▶ [Set task]: Output the material beneath exactly, leaving nothing out.

[Dataset entries]

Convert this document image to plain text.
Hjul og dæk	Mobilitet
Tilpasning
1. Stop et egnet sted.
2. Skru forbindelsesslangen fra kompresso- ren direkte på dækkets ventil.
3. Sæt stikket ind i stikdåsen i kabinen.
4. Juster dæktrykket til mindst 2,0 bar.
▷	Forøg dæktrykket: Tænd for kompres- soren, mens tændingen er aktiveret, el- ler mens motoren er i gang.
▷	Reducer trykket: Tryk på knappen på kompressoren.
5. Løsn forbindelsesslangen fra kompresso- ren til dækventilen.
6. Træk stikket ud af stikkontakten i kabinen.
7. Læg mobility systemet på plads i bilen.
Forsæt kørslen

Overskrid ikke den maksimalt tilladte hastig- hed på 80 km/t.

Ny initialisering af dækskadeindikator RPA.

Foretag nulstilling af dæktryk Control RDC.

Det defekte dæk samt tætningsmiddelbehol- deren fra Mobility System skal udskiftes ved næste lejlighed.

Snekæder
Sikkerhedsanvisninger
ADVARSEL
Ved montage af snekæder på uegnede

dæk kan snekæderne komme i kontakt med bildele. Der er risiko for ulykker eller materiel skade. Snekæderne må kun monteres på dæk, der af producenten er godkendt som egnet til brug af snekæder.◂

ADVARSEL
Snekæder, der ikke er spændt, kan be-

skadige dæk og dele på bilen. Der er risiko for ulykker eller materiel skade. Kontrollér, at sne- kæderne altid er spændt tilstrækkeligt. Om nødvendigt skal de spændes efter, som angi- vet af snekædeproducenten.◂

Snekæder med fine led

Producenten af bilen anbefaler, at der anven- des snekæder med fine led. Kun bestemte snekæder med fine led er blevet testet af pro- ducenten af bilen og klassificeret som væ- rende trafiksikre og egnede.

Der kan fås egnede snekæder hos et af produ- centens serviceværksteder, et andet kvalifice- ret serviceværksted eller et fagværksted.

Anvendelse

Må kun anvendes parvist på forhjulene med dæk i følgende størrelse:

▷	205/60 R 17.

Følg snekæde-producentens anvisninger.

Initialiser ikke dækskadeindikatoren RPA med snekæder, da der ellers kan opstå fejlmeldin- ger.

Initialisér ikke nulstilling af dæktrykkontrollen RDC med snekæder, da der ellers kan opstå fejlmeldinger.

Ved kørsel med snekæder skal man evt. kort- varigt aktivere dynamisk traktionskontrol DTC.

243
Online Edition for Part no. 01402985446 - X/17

▶ [Solution to the problem]:
Convert this document image to plain text.
Hjul og dæk	Mobilitet
Tilpasning
1. Stop et egnet sted.
2. Skru forbindelsesslangen fra kompresso- ren direkte på dækkets ventil.
3. Sæt stikket ind i stikdåsen i kabinen.
4. Juster dæktrykket til mindst 2,0 bar.
▷	Forøg dæktrykket: Tænd for kompres- soren, mens tændingen er aktiveret, el- ler mens motoren er i gang.
▷	Reducer trykket: Tryk på knappen på kompressoren.
5. Løsn forbindelsesslangen fra kompresso- ren til dækventilen.
6. Træk stikket ud af stikkontakten i kabinen.
7. Læg mobility systemet på plads i bilen.
Forsæt kørslen

Overskrid ikke den maksimalt tilladte hastig- hed på 80 km/t.

Ny initialisering af dækskadeindikator RPA.

Foretag nulstilling af dæktryk Control RDC.

Det defekte dæk samt tætningsmiddelbehol- deren fra Mobility System skal udskiftes ved næste lejlighed.

Snekæder
Sikkerhedsanvisninger
ADVARSEL
Ved montage af snekæder på uegnede

dæk kan snekæderne komme i kontakt med bildele. Der er risiko for ulykker eller materiel skade. Snekæderne må kun monteres på dæk, der af producenten er godkendt som egnet til brug af snekæder.◂

ADVARSEL
Snekæder, der ikke er spændt, kan be-

skadige dæk og dele på bilen. Der er risiko for ulykker eller materiel skade. Kontrollér, at sne- kæderne altid er spændt tilstrækkeligt. Om nødvendigt skal de spændes efter, som angi- vet af snekædeproducenten.◂

Snekæder med fine led

Producenten af bilen anbefaler, at der anven- des snekæder med fine led. Kun bestemte snekæder med fine led er blevet testet af pro- ducenten af bilen og klassificeret som væ- rende trafiksikre og egnede.

Der kan fås egnede snekæder hos et af produ- centens serviceværksteder, et andet kvalifice- ret serviceværksted eller et fagværksted.

Anvendelse

Må kun anvendes parvist på forhjulene med dæk i følgende størrelse:

▷	205/60 R 17.

Følg snekæde-producentens anvisninger.

Initialiser ikke dækskadeindikatoren RPA med snekæder, da der ellers kan opstå fejlmeldin- ger.

Initialisér ikke nulstilling af dæktrykkontrollen RDC med snekæder, da der ellers kan opstå fejlmeldinger.

Ved kørsel med snekæder skal man evt. kort- varigt aktivere dynamisk traktionskontrol DTC.

243
Online Edition for Part no. 01402985446 - X/17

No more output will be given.